##### DATA EXCERPTS
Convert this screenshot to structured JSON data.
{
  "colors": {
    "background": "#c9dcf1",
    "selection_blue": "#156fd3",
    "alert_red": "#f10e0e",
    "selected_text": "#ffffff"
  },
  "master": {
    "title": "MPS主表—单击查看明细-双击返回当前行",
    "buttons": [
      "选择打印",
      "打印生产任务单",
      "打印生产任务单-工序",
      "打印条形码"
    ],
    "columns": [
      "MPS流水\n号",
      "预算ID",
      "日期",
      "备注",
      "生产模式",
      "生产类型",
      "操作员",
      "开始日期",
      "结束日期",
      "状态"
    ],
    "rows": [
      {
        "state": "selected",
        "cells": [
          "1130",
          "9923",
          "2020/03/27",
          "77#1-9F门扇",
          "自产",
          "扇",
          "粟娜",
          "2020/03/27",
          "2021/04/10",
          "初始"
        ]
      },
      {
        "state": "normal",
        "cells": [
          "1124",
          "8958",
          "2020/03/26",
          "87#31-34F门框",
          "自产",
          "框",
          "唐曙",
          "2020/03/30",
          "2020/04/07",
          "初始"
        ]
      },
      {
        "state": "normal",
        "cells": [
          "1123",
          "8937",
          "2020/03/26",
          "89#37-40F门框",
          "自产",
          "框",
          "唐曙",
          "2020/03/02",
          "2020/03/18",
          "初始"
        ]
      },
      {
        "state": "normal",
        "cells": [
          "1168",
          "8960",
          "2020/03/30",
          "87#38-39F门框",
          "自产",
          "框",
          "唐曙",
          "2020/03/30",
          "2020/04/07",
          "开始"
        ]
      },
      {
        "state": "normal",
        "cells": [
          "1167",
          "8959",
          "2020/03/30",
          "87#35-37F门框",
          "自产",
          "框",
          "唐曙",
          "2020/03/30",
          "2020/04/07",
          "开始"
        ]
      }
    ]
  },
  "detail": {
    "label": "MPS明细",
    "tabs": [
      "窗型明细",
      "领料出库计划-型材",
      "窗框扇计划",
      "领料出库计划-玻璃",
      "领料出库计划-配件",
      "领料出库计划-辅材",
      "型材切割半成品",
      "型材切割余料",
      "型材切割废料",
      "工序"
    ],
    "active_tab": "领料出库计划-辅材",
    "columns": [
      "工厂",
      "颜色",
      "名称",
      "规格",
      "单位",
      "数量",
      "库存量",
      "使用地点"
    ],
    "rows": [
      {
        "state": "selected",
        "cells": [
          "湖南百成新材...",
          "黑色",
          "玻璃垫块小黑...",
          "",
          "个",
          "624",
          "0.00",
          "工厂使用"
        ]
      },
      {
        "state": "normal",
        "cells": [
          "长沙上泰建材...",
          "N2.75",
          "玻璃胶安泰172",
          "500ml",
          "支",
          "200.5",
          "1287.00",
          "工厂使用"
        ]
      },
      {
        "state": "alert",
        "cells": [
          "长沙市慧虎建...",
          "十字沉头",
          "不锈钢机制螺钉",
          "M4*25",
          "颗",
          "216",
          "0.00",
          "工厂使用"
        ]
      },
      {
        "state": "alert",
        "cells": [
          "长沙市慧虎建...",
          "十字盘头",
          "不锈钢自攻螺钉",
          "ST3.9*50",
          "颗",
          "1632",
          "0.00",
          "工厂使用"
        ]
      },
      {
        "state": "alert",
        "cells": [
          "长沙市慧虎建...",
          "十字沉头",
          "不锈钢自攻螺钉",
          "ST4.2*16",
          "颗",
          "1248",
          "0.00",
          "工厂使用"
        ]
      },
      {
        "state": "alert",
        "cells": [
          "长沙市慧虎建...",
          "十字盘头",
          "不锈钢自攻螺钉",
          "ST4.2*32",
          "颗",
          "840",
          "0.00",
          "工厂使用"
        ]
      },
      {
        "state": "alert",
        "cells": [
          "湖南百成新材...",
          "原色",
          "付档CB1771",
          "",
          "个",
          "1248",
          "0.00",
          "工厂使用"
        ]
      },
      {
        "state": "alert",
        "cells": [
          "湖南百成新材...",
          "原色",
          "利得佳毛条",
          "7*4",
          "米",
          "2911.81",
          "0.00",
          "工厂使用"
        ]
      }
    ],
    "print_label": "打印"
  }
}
##########
§ **REQUIRED TASK**
Produce a verbatim transcription of the entries above.

§ **WORKED ANSWER**
Convert this screenshot to structured JSON data.
{
  "colors": {
    "background": "#c9dcf1",
    "selection_blue": "#156fd3",
    "alert_red": "#f10e0e",
    "selected_text": "#ffffff"
  },
  "master": {
    "title": "MPS主表—单击查看明细-双击返回当前行",
    "buttons": [
      "选择打印",
      "打印生产任务单",
      "打印生产任务单-工序",
      "打印条形码"
    ],
    "columns": [
      "MPS流水\n号",
      "预算ID",
      "日期",
      "备注",
      "生产模式",
      "生产类型",
      "操作员",
      "开始日期",
      "结束日期",
      "状态"
    ],
    "rows": [
      {
        "state": "selected",
        "cells": [
          "1130",
          "9923",
          "2020/03/27",
          "77#1-9F门扇",
          "自产",
          "扇",
          "粟娜",
          "2020/03/27",
          "2021/04/10",
          "初始"
        ]
      },
      {
        "state": "normal",
        "cells": [
          "1124",
          "8958",
          "2020/03/26",
          "87#31-34F门框",
          "自产",
          "框",
          "唐曙",
          "2020/03/30",
          "2020/04/07",
          "初始"
        ]
      },
      {
        "state": "normal",
        "cells": [
          "1123",
          "8937",
          "2020/03/26",
          "89#37-40F门框",
          "自产",
          "框",
          "唐曙",
          "2020/03/02",
          "2020/03/18",
          "初始"
        ]
      },
      {
        "state": "normal",
        "cells": [
          "1168",
          "8960",
          "2020/03/30",
          "87#38-39F门框",
          "自产",
          "框",
          "唐曙",
          "2020/03/30",
          "2020/04/07",
          "开始"
        ]
      },
      {
        "state": "normal",
        "cells": [
          "1167",
          "8959",
          "2020/03/30",
          "87#35-37F门框",
          "自产",
          "框",
          "唐曙",
          "2020/03/30",
          "2020/04/07",
          "开始"
        ]
      }
    ]
  },
  "detail": {
    "label": "MPS明细",
    "tabs": [
      "窗型明细",
      "领料出库计划-型材",
      "窗框扇计划",
      "领料出库计划-玻璃",
      "领料出库计划-配件",
      "领料出库计划-辅材",
      "型材切割半成品",
      "型材切割余料",
      "型材切割废料",
      "工序"
    ],
    "active_tab": "领料出库计划-辅材",
    "columns": [
      "工厂",
      "颜色",
      "名称",
      "规格",
      "单位",
      "数量",
      "库存量",
      "使用地点"
    ],
    "rows": [
      {
        "state": "selected",
        "cells": [
          "湖南百成新材...",
          "黑色",
          "玻璃垫块小黑...",
          "",
          "个",
          "624",
          "0.00",
          "工厂使用"
        ]
      },
      {
        "state": "normal",
        "cells": [
          "长沙上泰建材...",
          "N2.75",
          "玻璃胶安泰172",
          "500ml",
          "支",
          "200.5",
          "1287.00",
          "工厂使用"
        ]
      },
      {
        "state": "alert",
        "cells": [
          "长沙市慧虎建...",
          "十字沉头",
          "不锈钢机制螺钉",
          "M4*25",
          "颗",
          "216",
          "0.00",
          "工厂使用"
        ]
      },
      {
        "state": "alert",
        "cells": [
          "长沙市慧虎建...",
          "十字盘头",
          "不锈钢自攻螺钉",
          "ST3.9*50",
          "颗",
          "1632",
          "0.00",
          "工厂使用"
        ]
      },
      {
        "state": "alert",
        "cells": [
          "长沙市慧虎建...",
          "十字沉头",
          "不锈钢自攻螺钉",
          "ST4.2*16",
          "颗",
          "1248",
          "0.00",
          "工厂使用"
        ]
      },
      {
        "state": "alert",
        "cells": [
          "长沙市慧虎建...",
          "十字盘头",
          "不锈钢自攻螺钉",
          "ST4.2*32",
          "颗",
          "840",
          "0.00",
          "工厂使用"
        ]
      },
      {
        "state": "alert",
        "cells": [
          "湖南百成新材...",
          "原色",
          "付档CB1771",
          "",
          "个",
          "1248",
          "0.00",
          "工厂使用"
        ]
      },
      {
        "state": "alert",
        "cells": [
          "湖南百成新材...",
          "原色",
          "利得佳毛条",
          "7*4",
          "米",
          "2911.81",
          "0.00",
          "工厂使用"
        ]
      }
    ],
    "print_label": "打印"
  }
}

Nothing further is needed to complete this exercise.